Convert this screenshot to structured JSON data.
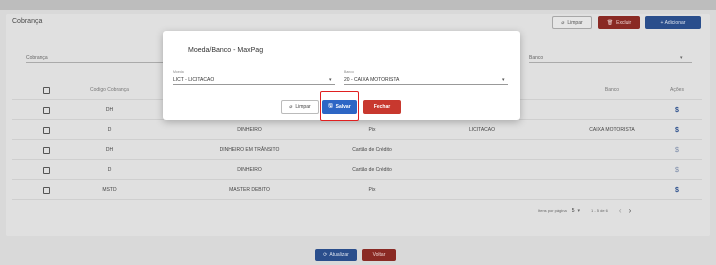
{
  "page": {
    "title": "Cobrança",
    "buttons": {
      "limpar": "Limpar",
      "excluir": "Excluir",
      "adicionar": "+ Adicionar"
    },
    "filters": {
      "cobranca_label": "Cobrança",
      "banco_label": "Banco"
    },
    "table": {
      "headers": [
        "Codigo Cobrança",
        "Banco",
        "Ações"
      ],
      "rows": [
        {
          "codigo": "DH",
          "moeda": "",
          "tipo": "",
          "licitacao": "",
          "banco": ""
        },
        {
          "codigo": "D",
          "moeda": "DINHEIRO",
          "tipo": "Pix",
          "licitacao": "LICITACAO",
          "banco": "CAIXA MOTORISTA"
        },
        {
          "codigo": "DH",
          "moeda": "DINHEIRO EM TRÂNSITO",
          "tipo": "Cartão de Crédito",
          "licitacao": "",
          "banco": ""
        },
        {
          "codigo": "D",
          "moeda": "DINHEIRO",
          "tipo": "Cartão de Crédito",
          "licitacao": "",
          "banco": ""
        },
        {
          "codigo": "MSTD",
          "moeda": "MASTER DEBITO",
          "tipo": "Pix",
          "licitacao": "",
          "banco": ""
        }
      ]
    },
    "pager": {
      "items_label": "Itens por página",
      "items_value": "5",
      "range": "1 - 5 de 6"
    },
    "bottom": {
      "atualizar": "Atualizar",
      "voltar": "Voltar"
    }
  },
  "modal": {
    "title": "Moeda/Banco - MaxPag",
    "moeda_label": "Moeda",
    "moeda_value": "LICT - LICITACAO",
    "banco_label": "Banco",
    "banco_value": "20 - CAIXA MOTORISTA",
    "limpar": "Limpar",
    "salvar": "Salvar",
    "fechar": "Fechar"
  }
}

━━━━━━━━━━

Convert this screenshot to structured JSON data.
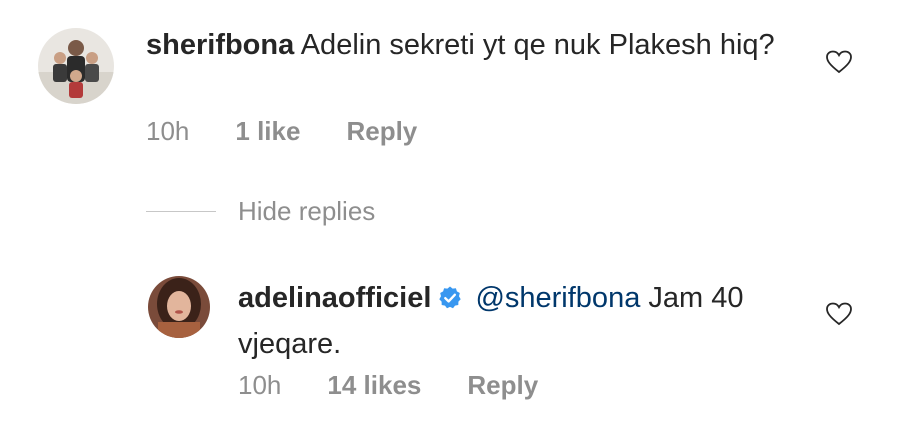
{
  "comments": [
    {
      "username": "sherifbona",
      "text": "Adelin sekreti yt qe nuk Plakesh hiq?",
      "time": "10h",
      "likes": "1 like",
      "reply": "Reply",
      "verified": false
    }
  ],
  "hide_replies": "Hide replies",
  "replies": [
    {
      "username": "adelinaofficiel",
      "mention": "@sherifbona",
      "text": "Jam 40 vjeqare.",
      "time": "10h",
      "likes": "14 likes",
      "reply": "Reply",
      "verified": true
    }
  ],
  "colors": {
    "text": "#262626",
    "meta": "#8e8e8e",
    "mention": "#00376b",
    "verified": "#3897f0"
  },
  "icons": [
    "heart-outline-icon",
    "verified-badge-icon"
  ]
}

━━━━━━━━━━

» What you need to do:
Indicate how many lines of the material contain the string "mention", giving the number and nothing more.

» Task result:
2